--- start Data for the task ---

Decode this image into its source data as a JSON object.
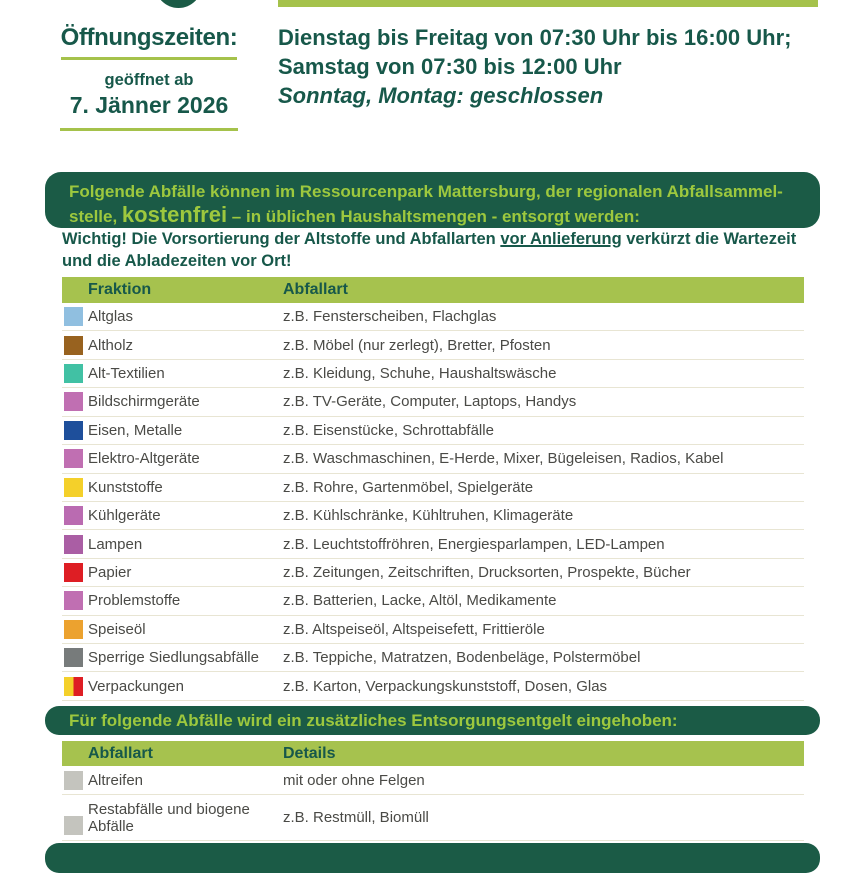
{
  "colors": {
    "dark_green": "#1B5B46",
    "accent_green": "#A5C24B",
    "banner_text_green": "#9DC83E",
    "body_text": "#4A4A46"
  },
  "masthead": {
    "opening_title": "Öffnungszeiten:",
    "open_from_label": "geöffnet ab",
    "open_from_date": "7. Jänner 2026",
    "hours_line1": "Dienstag bis Freitag von 07:30 Uhr bis 16:00 Uhr;",
    "hours_line2": "Samstag von 07:30 bis 12:00 Uhr",
    "closed_line": "Sonntag, Montag: geschlossen"
  },
  "free_banner": {
    "line1": "Folgende Abfälle können im Ressourcenpark Mattersburg, der regionalen Abfallsammel-",
    "line2_before": "stelle, ",
    "highlight": "kostenfrei",
    "line2_after": " – in üblichen Haushaltsmengen - entsorgt werden:"
  },
  "important_note": {
    "before": "Wichtig! Die Vorsortierung der Altstoffe und Abfallarten ",
    "underlined": "vor Anlieferung",
    "after": " verkürzt die Wartezeit und die Abladezeiten vor Ort!"
  },
  "free_table": {
    "col1": "Fraktion",
    "col2": "Abfallart",
    "rows": [
      {
        "swatch": [
          "#90BFE0"
        ],
        "label": "Altglas",
        "desc": "z.B. Fensterscheiben, Flachglas"
      },
      {
        "swatch": [
          "#98621F"
        ],
        "label": "Altholz",
        "desc": "z.B. Möbel (nur zerlegt), Bretter, Pfosten"
      },
      {
        "swatch": [
          "#41C1A4"
        ],
        "label": "Alt-Textilien",
        "desc": "z.B. Kleidung, Schuhe, Haushaltswäsche"
      },
      {
        "swatch": [
          "#C06FB2"
        ],
        "label": "Bildschirmgeräte",
        "desc": "z.B. TV-Geräte, Computer, Laptops, Handys"
      },
      {
        "swatch": [
          "#1E4F9B"
        ],
        "label": "Eisen, Metalle",
        "desc": "z.B. Eisenstücke, Schrottabfälle"
      },
      {
        "swatch": [
          "#C06FB2"
        ],
        "label": "Elektro-Altgeräte",
        "desc": "z.B. Waschmaschinen, E-Herde, Mixer, Bügeleisen, Radios, Kabel"
      },
      {
        "swatch": [
          "#F4D02A"
        ],
        "label": "Kunststoffe",
        "desc": "z.B. Rohre, Gartenmöbel, Spielgeräte"
      },
      {
        "swatch": [
          "#BA6BB1"
        ],
        "label": "Kühlgeräte",
        "desc": "z.B. Kühlschränke, Kühltruhen, Klimageräte"
      },
      {
        "swatch": [
          "#AA5EA4"
        ],
        "label": "Lampen",
        "desc": "z.B. Leuchtstoffröhren, Energiesparlampen, LED-Lampen"
      },
      {
        "swatch": [
          "#DE1E24"
        ],
        "label": "Papier",
        "desc": "z.B. Zeitungen, Zeitschriften, Drucksorten, Prospekte, Bücher"
      },
      {
        "swatch": [
          "#C06FB2"
        ],
        "label": "Problemstoffe",
        "desc": "z.B. Batterien, Lacke, Altöl, Medikamente"
      },
      {
        "swatch": [
          "#ECA22F"
        ],
        "label": "Speiseöl",
        "desc": "z.B. Altspeiseöl, Altspeisefett, Frittieröle"
      },
      {
        "swatch": [
          "#777B7B"
        ],
        "label": "Sperrige Siedlungsabfälle",
        "desc": "z.B. Teppiche, Matratzen, Bodenbeläge, Polstermöbel"
      },
      {
        "swatch": [
          "#F4D02A",
          "#DE1E24"
        ],
        "label": "Verpackungen",
        "desc": "z.B. Karton, Verpackungskunststoff, Dosen, Glas"
      }
    ]
  },
  "fee_banner": {
    "text": "Für folgende Abfälle wird ein zusätzliches Entsorgungsentgelt eingehoben:"
  },
  "fee_table": {
    "col1": "Abfallart",
    "col2": "Details",
    "rows": [
      {
        "swatch": [
          "#C4C4BE"
        ],
        "label": "Altreifen",
        "desc": "mit oder ohne Felgen",
        "two_line": false
      },
      {
        "swatch": [
          "#C4C4BE"
        ],
        "label": "Restabfälle und biogene Abfälle",
        "desc": "z.B. Restmüll, Biomüll",
        "two_line": true
      }
    ]
  }
}
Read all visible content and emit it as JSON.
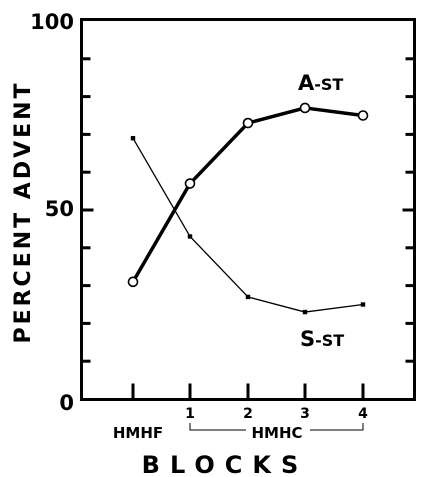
{
  "chart_data": {
    "type": "line",
    "ylabel": "PERCENT ADVENT",
    "xlabel": "BLOCKS",
    "ylim": [
      0,
      100
    ],
    "yticks": [
      0,
      50,
      100
    ],
    "y_tick_labels": [
      "0",
      "50",
      "100"
    ],
    "categories": [
      "HMHF",
      "1",
      "2",
      "3",
      "4"
    ],
    "group_labels": [
      {
        "text": "HMHF"
      },
      {
        "text": "HMHC"
      }
    ],
    "series": [
      {
        "name": "A-ST",
        "name_main": "A",
        "name_suffix": "-ST",
        "marker": "open-circle",
        "line": "thick",
        "values": [
          31,
          57,
          73,
          77,
          75
        ]
      },
      {
        "name": "S-ST",
        "name_main": "S",
        "name_suffix": "-ST",
        "marker": "small-square",
        "line": "thin",
        "values": [
          69,
          43,
          27,
          23,
          25
        ]
      }
    ],
    "grid": false
  }
}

--- end Data for the task ---

* Task instructions
Copy out the records above in full, exactly as written, but not the pictures.

* Exercise response
Decode this image into its source data as a JSON object.
{
  "colors": {
    "dark_green": "#1B5B46",
    "accent_green": "#A5C24B",
    "banner_text_green": "#9DC83E",
    "body_text": "#4A4A46"
  },
  "masthead": {
    "opening_title": "Öffnungszeiten:",
    "open_from_label": "geöffnet ab",
    "open_from_date": "7. Jänner 2026",
    "hours_line1": "Dienstag bis Freitag von 07:30 Uhr bis 16:00 Uhr;",
    "hours_line2": "Samstag von 07:30 bis 12:00 Uhr",
    "closed_line": "Sonntag, Montag: geschlossen"
  },
  "free_banner": {
    "line1": "Folgende Abfälle können im Ressourcenpark Mattersburg, der regionalen Abfallsammel-",
    "line2_before": "stelle, ",
    "highlight": "kostenfrei",
    "line2_after": " – in üblichen Haushaltsmengen - entsorgt werden:"
  },
  "important_note": {
    "before": "Wichtig! Die Vorsortierung der Altstoffe und Abfallarten ",
    "underlined": "vor Anlieferung",
    "after": " verkürzt die Wartezeit und die Abladezeiten vor Ort!"
  },
  "free_table": {
    "col1": "Fraktion",
    "col2": "Abfallart",
    "rows": [
      {
        "swatch": [
          "#90BFE0"
        ],
        "label": "Altglas",
        "desc": "z.B. Fensterscheiben, Flachglas"
      },
      {
        "swatch": [
          "#98621F"
        ],
        "label": "Altholz",
        "desc": "z.B. Möbel (nur zerlegt), Bretter, Pfosten"
      },
      {
        "swatch": [
          "#41C1A4"
        ],
        "label": "Alt-Textilien",
        "desc": "z.B. Kleidung, Schuhe, Haushaltswäsche"
      },
      {
        "swatch": [
          "#C06FB2"
        ],
        "label": "Bildschirmgeräte",
        "desc": "z.B. TV-Geräte, Computer, Laptops, Handys"
      },
      {
        "swatch": [
          "#1E4F9B"
        ],
        "label": "Eisen, Metalle",
        "desc": "z.B. Eisenstücke, Schrottabfälle"
      },
      {
        "swatch": [
          "#C06FB2"
        ],
        "label": "Elektro-Altgeräte",
        "desc": "z.B. Waschmaschinen, E-Herde, Mixer, Bügeleisen, Radios, Kabel"
      },
      {
        "swatch": [
          "#F4D02A"
        ],
        "label": "Kunststoffe",
        "desc": "z.B. Rohre, Gartenmöbel, Spielgeräte"
      },
      {
        "swatch": [
          "#BA6BB1"
        ],
        "label": "Kühlgeräte",
        "desc": "z.B. Kühlschränke, Kühltruhen, Klimageräte"
      },
      {
        "swatch": [
          "#AA5EA4"
        ],
        "label": "Lampen",
        "desc": "z.B. Leuchtstoffröhren, Energiesparlampen, LED-Lampen"
      },
      {
        "swatch": [
          "#DE1E24"
        ],
        "label": "Papier",
        "desc": "z.B. Zeitungen, Zeitschriften, Drucksorten, Prospekte, Bücher"
      },
      {
        "swatch": [
          "#C06FB2"
        ],
        "label": "Problemstoffe",
        "desc": "z.B. Batterien, Lacke, Altöl, Medikamente"
      },
      {
        "swatch": [
          "#ECA22F"
        ],
        "label": "Speiseöl",
        "desc": "z.B. Altspeiseöl, Altspeisefett, Frittieröle"
      },
      {
        "swatch": [
          "#777B7B"
        ],
        "label": "Sperrige Siedlungsabfälle",
        "desc": "z.B. Teppiche, Matratzen, Bodenbeläge, Polstermöbel"
      },
      {
        "swatch": [
          "#F4D02A",
          "#DE1E24"
        ],
        "label": "Verpackungen",
        "desc": "z.B. Karton, Verpackungskunststoff, Dosen, Glas"
      }
    ]
  },
  "fee_banner": {
    "text": "Für folgende Abfälle wird ein zusätzliches Entsorgungsentgelt eingehoben:"
  },
  "fee_table": {
    "col1": "Abfallart",
    "col2": "Details",
    "rows": [
      {
        "swatch": [
          "#C4C4BE"
        ],
        "label": "Altreifen",
        "desc": "mit oder ohne Felgen",
        "two_line": false
      },
      {
        "swatch": [
          "#C4C4BE"
        ],
        "label": "Restabfälle und biogene Abfälle",
        "desc": "z.B. Restmüll, Biomüll",
        "two_line": true
      }
    ]
  }
}
Read all visible content and emit it as JSON.
{
  "chart_data": {
    "type": "line",
    "ylabel": "PERCENT ADVENT",
    "xlabel": "BLOCKS",
    "ylim": [
      0,
      100
    ],
    "yticks": [
      0,
      50,
      100
    ],
    "y_tick_labels": [
      "0",
      "50",
      "100"
    ],
    "categories": [
      "HMHF",
      "1",
      "2",
      "3",
      "4"
    ],
    "group_labels": [
      {
        "text": "HMHF"
      },
      {
        "text": "HMHC"
      }
    ],
    "series": [
      {
        "name": "A-ST",
        "name_main": "A",
        "name_suffix": "-ST",
        "marker": "open-circle",
        "line": "thick",
        "values": [
          31,
          57,
          73,
          77,
          75
        ]
      },
      {
        "name": "S-ST",
        "name_main": "S",
        "name_suffix": "-ST",
        "marker": "small-square",
        "line": "thin",
        "values": [
          69,
          43,
          27,
          23,
          25
        ]
      }
    ],
    "grid": false
  }
}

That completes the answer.